Dataset entries:

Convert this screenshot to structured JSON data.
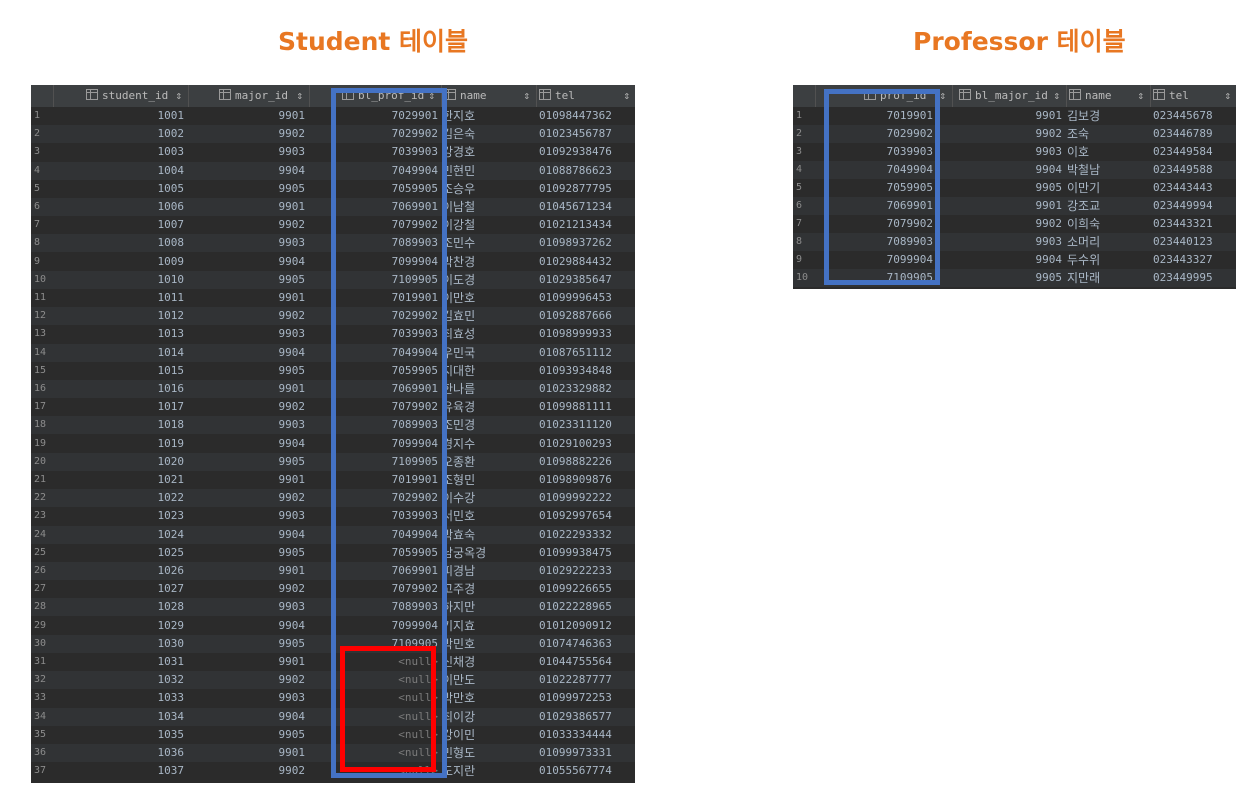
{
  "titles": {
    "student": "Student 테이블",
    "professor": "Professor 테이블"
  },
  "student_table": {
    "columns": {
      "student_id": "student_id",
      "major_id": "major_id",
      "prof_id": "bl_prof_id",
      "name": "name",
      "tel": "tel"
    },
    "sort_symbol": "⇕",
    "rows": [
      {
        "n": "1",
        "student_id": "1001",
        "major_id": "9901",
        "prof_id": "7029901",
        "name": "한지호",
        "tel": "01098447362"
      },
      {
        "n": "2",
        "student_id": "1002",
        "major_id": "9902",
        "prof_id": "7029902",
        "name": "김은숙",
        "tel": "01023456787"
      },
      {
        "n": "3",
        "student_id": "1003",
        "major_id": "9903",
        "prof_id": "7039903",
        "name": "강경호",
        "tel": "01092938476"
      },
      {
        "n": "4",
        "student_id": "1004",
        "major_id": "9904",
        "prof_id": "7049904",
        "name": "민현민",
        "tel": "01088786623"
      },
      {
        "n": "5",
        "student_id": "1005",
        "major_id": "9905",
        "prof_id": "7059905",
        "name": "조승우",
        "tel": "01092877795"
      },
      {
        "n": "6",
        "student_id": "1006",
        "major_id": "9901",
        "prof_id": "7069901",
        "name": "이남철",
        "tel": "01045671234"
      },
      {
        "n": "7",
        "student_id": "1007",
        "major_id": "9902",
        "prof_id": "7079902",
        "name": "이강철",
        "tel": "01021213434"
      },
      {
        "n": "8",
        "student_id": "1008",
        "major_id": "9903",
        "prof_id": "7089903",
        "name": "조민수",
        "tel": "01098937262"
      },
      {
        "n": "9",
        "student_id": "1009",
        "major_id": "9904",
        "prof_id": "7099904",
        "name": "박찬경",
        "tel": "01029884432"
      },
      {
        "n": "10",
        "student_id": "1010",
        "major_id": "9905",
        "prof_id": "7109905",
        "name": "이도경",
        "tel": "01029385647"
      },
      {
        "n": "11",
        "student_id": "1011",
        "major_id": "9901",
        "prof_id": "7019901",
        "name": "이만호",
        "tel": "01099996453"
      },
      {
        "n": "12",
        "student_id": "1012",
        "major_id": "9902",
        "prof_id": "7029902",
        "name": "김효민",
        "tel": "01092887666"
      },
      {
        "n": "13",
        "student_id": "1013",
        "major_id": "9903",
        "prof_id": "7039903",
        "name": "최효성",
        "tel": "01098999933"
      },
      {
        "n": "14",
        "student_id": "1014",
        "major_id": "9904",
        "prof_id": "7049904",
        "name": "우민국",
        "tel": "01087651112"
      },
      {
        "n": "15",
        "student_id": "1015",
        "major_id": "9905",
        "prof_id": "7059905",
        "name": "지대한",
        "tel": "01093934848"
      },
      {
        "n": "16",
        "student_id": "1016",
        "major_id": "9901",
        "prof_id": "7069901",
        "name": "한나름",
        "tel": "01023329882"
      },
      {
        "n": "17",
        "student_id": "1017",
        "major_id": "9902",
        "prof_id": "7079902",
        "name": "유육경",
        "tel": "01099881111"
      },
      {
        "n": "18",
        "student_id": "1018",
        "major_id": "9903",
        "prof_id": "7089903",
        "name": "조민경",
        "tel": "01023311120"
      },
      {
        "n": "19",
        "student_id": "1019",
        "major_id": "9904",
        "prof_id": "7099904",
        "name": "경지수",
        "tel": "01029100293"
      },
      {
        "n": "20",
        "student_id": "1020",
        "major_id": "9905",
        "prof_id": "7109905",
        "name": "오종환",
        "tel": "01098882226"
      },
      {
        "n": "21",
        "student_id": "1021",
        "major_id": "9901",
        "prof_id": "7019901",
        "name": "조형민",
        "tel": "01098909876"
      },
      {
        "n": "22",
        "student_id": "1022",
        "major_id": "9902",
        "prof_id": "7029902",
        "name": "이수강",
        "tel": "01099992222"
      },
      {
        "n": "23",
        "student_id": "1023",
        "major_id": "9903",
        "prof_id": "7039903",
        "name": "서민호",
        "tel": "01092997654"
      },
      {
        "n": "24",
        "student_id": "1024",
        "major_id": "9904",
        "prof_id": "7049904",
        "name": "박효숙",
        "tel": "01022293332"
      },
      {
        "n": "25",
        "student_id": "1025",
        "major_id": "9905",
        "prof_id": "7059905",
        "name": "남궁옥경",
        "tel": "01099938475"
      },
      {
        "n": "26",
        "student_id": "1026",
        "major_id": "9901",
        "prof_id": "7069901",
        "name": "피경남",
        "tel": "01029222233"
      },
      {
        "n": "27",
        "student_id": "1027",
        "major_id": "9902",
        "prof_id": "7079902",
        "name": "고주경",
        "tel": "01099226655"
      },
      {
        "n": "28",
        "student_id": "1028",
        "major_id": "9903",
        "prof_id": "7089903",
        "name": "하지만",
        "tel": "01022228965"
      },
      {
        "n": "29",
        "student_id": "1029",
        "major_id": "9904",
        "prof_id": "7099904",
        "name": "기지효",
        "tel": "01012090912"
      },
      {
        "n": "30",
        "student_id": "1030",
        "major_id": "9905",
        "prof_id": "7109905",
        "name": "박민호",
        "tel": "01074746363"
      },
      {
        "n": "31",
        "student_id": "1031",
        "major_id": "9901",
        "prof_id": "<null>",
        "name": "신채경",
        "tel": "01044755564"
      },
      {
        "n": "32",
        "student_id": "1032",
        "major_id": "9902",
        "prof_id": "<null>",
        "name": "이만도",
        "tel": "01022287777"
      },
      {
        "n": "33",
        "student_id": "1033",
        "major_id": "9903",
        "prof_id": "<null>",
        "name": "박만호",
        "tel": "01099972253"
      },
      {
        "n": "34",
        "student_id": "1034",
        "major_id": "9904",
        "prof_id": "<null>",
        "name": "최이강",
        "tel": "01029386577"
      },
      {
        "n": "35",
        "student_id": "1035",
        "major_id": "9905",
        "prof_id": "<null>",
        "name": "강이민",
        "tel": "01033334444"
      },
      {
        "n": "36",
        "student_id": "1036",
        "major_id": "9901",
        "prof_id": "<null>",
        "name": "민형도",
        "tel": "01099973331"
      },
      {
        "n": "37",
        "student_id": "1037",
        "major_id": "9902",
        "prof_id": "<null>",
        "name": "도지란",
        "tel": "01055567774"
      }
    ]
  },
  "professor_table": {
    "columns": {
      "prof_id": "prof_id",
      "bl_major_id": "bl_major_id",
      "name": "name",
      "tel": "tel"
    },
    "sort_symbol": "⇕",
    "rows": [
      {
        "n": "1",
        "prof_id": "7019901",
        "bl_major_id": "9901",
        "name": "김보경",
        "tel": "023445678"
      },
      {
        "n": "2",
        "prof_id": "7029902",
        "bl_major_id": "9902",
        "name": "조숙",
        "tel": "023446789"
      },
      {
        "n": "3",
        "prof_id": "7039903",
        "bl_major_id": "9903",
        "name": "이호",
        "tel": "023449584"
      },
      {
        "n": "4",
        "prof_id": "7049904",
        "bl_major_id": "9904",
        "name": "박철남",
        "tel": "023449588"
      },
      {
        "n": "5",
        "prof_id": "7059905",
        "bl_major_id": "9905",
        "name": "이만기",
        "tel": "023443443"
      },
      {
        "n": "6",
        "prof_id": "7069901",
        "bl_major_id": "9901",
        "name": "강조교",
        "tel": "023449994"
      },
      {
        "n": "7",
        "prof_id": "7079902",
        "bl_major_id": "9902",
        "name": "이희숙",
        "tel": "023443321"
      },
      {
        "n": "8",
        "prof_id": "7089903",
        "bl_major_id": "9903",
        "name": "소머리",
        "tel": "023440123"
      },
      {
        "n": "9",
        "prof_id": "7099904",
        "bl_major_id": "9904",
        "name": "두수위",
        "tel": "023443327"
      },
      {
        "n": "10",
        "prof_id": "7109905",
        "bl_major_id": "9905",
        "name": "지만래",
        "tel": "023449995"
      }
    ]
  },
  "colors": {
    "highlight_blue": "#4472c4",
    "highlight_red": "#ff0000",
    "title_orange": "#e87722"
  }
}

* * *

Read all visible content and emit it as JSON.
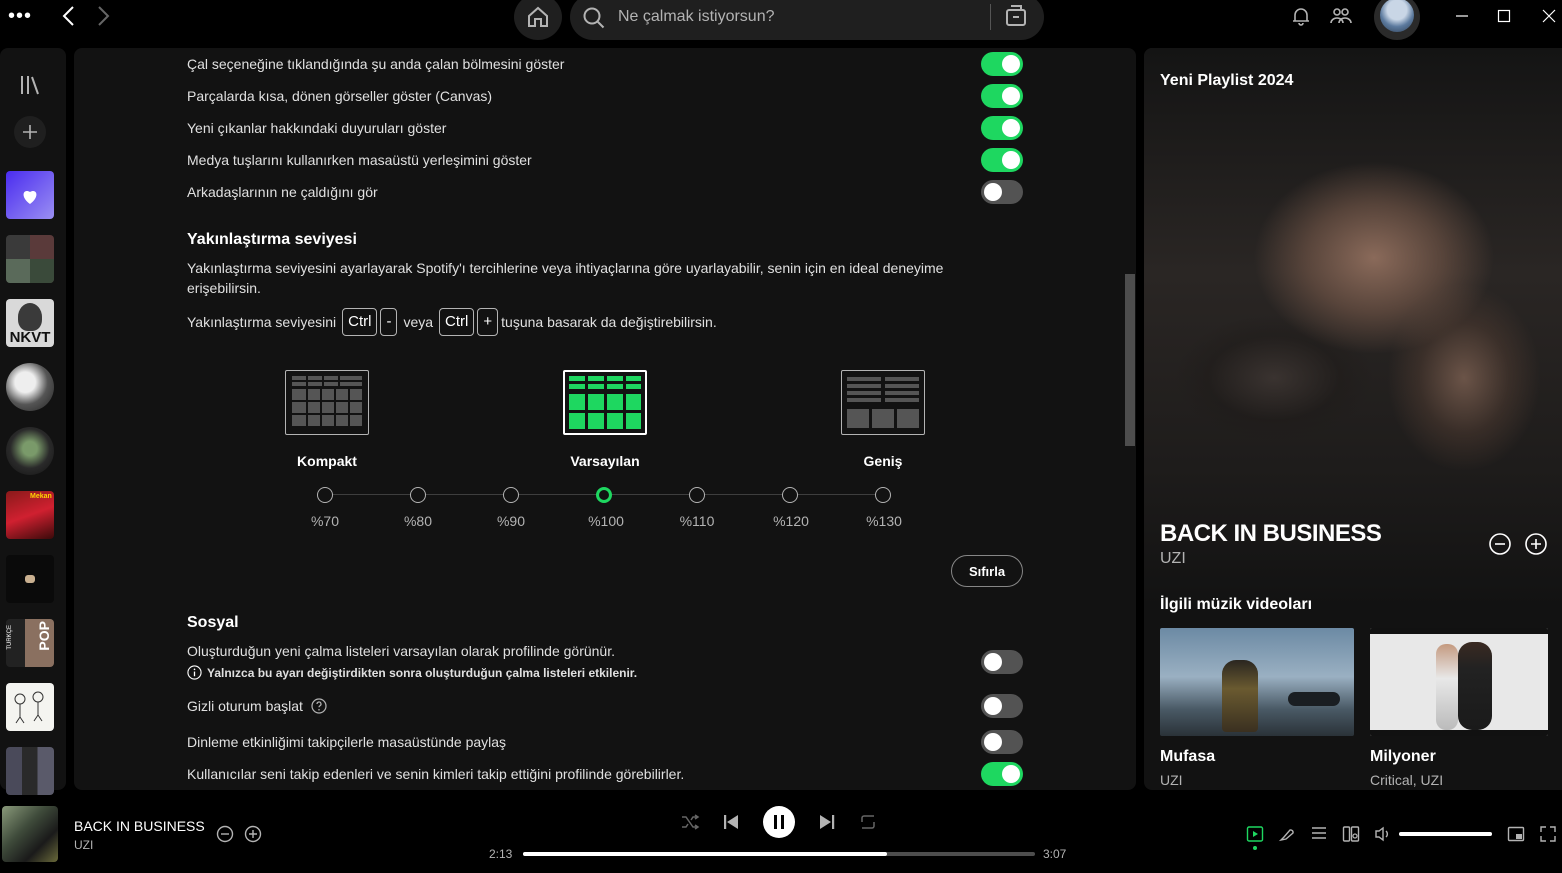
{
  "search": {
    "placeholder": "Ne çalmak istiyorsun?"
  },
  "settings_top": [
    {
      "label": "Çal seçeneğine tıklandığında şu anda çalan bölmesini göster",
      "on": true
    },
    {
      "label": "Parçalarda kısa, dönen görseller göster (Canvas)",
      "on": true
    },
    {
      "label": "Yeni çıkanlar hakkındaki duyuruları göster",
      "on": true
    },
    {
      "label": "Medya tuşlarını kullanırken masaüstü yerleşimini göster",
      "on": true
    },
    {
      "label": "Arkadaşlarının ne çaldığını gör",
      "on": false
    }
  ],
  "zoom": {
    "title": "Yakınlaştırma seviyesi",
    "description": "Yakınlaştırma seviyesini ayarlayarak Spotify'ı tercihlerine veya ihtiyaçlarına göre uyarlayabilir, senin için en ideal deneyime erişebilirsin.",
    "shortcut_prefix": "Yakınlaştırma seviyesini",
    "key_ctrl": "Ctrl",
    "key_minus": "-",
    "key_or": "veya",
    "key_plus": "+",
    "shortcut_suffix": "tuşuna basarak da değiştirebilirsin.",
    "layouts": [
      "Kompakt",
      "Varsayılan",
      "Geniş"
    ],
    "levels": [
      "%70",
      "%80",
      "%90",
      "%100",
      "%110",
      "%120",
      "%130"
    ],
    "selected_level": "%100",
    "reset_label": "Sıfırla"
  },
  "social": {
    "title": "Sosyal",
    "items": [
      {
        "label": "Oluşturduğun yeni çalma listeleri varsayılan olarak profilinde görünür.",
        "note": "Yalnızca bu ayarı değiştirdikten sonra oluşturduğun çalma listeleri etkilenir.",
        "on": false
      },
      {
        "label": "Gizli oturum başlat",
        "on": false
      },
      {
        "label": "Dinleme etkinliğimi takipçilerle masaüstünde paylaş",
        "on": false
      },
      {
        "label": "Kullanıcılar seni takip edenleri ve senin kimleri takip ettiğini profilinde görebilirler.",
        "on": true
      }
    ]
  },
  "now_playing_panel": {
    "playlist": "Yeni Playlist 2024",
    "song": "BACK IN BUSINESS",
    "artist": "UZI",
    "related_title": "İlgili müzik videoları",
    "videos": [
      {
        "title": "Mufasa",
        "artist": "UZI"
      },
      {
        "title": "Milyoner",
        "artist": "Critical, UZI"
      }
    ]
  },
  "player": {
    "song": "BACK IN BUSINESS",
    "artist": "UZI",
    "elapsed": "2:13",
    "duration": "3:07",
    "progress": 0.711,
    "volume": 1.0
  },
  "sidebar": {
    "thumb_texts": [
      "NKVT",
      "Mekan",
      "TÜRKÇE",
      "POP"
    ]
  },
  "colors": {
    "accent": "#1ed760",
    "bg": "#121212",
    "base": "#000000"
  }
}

Your objective:
Gather every line containing the word "Yakınlaştırma" and copy it.

Response:
    "title": "Yakınlaştırma seviyesi",
    "description": "Yakınlaştırma seviyesini ayarlayarak Spotify'ı tercihlerine veya ihtiyaçlarına göre uyarlayabilir, senin için en ideal deneyime erişebilirsin.",
    "shortcut_prefix": "Yakınlaştırma seviyesini",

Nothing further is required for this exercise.